- Given instruction -
Tally up the lines that include "legend" and state that number by itself.
━━ Recorded information
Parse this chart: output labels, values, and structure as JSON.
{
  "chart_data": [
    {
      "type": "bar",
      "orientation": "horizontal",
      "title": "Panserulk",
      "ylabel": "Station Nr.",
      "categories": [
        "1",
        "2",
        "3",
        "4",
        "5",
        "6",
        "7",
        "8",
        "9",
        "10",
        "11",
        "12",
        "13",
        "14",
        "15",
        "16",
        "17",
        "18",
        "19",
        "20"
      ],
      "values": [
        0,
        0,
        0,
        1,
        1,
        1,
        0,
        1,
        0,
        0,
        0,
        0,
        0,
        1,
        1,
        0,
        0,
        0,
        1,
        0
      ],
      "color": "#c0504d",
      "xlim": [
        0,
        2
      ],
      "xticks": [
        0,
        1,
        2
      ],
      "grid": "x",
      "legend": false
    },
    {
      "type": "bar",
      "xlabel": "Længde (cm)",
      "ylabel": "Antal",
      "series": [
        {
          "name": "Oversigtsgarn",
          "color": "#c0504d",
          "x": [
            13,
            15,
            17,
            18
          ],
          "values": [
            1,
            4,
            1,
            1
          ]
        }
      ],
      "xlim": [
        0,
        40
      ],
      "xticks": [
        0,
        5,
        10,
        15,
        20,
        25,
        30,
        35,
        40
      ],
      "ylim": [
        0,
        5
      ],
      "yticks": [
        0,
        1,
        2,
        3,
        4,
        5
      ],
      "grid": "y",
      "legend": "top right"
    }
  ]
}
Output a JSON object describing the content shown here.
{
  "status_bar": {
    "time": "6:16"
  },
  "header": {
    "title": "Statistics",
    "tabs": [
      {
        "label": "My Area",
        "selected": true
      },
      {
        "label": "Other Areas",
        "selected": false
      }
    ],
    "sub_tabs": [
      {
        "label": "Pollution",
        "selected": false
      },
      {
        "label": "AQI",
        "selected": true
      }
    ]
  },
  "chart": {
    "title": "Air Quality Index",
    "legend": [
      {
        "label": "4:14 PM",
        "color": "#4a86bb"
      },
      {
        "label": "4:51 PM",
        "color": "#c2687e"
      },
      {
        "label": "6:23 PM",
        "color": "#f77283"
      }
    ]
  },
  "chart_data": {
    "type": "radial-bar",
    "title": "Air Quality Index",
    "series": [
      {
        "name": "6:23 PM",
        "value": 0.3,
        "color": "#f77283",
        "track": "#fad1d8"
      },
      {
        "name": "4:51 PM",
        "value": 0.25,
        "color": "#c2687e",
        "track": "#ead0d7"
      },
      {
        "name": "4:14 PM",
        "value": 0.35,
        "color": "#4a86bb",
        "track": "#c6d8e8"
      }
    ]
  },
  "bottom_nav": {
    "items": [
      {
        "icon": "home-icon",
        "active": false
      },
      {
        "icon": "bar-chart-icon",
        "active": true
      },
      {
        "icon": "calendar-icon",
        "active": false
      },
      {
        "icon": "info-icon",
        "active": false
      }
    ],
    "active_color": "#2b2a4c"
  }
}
━━━━
- Response for this exercise -
3